_Data listing_.
** begin **

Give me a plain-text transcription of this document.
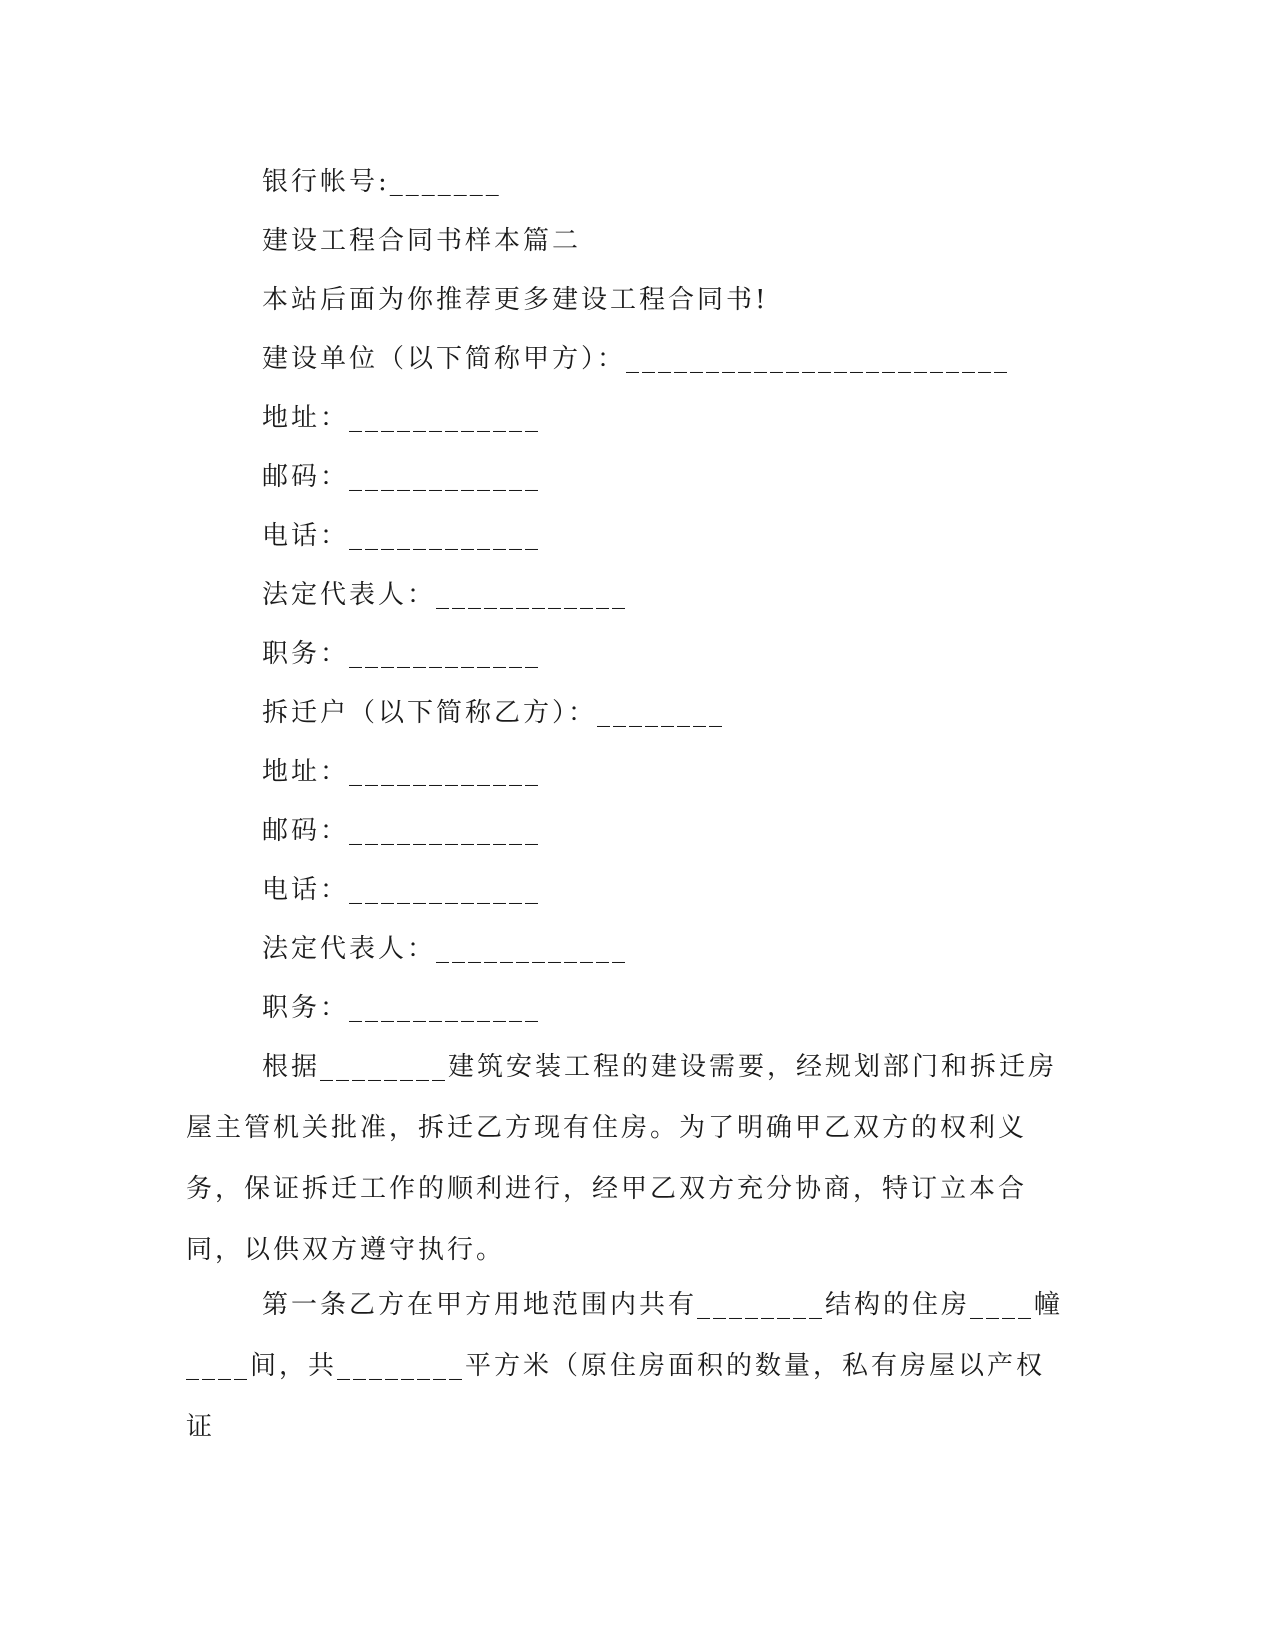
银行帐号:_______
建设工程合同书样本篇二
本站后面为你推荐更多建设工程合同书!
建设单位（以下简称甲方）：________________________
地址：____________
邮码：____________
电话：____________
法定代表人：____________
职务：____________
拆迁户（以下简称乙方）：________
地址：____________
邮码：____________
电话：____________
法定代表人：____________
职务：____________
根据________建筑安装工程的建设需要，经规划部门和拆迁房屋主管机关批准，拆迁乙方现有住房。为了明确甲乙双方的权利义务，保证拆迁工作的顺利进行，经甲乙双方充分协商，特订立本合同，以供双方遵守执行。
第一条乙方在甲方用地范围内共有________结构的住房____幢____间，共________平方米（原住房面积的数量，私有房屋以产权证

** end **

_Your goal_. Leave the images out and output the remaining material exactly as it stands.

_The result_.
Give me a plain-text transcription of this document.
银行帐号:_______
建设工程合同书样本篇二
本站后面为你推荐更多建设工程合同书!
建设单位（以下简称甲方）：________________________
地址：____________
邮码：____________
电话：____________
法定代表人：____________
职务：____________
拆迁户（以下简称乙方）：________
地址：____________
邮码：____________
电话：____________
法定代表人：____________
职务：____________
根据________建筑安装工程的建设需要，经规划部门和拆迁房屋主管机关批准，拆迁乙方现有住房。为了明确甲乙双方的权利义务，保证拆迁工作的顺利进行，经甲乙双方充分协商，特订立本合同，以供双方遵守执行。
第一条乙方在甲方用地范围内共有________结构的住房____幢____间，共________平方米（原住房面积的数量，私有房屋以产权证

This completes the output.